#### Extracted records
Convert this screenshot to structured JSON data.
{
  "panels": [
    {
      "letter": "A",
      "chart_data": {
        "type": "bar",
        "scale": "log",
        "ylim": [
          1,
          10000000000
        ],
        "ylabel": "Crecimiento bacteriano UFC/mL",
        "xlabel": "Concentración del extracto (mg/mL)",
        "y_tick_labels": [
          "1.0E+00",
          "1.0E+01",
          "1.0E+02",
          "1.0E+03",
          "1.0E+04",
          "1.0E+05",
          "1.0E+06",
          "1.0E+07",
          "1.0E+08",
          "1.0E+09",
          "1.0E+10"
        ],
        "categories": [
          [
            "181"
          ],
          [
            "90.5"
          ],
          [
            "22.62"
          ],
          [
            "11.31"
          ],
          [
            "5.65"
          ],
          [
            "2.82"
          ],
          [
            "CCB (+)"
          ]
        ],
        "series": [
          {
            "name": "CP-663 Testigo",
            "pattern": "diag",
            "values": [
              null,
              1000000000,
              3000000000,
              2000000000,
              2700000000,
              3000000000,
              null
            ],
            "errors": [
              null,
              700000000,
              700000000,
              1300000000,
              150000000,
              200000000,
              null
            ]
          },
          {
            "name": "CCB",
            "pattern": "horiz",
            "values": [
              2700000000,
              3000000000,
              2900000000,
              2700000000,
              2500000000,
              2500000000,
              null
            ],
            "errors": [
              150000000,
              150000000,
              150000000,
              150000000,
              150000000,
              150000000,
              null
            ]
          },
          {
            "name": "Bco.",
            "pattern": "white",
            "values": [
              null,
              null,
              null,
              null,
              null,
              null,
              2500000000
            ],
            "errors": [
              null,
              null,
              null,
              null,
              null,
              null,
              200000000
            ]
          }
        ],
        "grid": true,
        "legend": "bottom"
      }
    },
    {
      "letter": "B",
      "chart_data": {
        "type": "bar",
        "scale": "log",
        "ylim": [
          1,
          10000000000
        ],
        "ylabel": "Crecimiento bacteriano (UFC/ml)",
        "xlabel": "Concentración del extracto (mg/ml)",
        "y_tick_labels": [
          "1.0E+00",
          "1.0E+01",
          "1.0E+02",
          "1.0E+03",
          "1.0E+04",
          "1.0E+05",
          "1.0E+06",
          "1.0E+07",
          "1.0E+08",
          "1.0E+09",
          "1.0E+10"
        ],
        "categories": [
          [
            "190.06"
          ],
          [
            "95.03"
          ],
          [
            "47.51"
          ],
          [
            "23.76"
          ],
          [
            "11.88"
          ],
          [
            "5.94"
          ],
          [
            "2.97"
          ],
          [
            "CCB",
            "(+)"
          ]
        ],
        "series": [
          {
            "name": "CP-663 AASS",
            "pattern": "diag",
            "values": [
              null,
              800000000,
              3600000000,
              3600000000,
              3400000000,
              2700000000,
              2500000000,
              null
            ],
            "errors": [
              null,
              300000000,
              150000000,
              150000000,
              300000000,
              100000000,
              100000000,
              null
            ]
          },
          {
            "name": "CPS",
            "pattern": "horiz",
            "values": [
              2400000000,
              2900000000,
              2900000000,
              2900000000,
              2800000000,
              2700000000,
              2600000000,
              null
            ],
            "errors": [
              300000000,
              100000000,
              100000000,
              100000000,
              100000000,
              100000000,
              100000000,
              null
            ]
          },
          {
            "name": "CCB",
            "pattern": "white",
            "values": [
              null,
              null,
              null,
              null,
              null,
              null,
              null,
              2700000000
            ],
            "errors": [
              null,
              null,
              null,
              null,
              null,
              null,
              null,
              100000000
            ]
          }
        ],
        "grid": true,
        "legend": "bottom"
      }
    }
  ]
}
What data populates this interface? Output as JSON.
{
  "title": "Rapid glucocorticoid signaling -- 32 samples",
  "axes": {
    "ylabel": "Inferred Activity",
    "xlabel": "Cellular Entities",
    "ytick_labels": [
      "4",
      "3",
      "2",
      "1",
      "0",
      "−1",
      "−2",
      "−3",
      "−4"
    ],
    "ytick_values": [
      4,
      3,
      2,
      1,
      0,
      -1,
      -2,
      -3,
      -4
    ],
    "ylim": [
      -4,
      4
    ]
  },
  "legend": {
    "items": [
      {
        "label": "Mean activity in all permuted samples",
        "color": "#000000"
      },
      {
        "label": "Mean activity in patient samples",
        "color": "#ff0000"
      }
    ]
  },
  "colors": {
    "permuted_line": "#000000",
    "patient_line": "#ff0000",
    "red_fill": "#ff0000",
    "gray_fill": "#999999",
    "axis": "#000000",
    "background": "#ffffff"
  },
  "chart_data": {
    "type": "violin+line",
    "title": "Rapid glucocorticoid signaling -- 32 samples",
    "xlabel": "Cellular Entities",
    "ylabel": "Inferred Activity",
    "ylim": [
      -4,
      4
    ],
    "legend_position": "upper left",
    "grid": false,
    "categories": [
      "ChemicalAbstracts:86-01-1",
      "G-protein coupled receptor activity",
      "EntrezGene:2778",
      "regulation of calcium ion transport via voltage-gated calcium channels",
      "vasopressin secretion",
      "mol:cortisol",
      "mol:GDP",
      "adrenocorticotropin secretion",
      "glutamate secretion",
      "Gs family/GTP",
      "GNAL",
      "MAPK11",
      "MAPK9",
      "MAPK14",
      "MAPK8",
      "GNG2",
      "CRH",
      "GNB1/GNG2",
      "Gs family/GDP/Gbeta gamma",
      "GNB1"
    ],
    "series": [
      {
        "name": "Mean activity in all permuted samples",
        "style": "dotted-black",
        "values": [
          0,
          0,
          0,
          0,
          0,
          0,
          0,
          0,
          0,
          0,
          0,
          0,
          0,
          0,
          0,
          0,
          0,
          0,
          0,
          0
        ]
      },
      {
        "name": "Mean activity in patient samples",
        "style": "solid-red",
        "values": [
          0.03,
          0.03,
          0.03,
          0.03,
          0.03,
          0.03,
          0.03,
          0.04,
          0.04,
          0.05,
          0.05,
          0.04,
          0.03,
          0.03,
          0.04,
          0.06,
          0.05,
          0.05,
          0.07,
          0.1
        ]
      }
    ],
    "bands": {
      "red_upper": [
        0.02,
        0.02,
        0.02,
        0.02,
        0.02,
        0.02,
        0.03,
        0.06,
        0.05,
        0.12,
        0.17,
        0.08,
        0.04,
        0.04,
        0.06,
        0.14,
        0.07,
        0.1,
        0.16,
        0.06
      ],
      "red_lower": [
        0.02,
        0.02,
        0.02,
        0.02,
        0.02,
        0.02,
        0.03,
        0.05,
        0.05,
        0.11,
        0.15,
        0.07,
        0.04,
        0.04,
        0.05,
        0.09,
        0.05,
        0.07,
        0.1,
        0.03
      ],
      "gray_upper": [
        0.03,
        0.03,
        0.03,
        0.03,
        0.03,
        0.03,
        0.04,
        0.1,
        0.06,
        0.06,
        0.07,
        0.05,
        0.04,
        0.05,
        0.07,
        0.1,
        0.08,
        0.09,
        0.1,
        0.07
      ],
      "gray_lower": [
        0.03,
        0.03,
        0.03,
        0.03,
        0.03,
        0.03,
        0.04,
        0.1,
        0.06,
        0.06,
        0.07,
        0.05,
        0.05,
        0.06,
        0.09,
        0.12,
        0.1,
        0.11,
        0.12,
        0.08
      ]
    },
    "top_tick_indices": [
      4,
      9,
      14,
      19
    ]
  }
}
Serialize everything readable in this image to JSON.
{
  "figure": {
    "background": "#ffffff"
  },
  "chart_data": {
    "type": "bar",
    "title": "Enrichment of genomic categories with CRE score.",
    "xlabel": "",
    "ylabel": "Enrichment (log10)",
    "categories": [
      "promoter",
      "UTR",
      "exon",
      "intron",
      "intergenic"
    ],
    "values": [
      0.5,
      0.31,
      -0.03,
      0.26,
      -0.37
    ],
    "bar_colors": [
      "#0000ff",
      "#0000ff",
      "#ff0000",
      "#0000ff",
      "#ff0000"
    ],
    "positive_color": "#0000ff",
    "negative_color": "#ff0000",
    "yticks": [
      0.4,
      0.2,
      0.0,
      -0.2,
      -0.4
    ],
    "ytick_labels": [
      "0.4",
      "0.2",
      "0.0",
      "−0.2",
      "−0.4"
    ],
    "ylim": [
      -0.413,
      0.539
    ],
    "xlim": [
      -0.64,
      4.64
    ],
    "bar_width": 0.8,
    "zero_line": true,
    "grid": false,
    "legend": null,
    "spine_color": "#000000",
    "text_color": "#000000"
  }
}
########
| Prompt |
Every line above that contains the word "Crecimiento" should be reported.

| Exercise response |
        "ylabel": "Crecimiento bacteriano UFC/mL",
        "ylabel": "Crecimiento bacteriano (UFC/ml)",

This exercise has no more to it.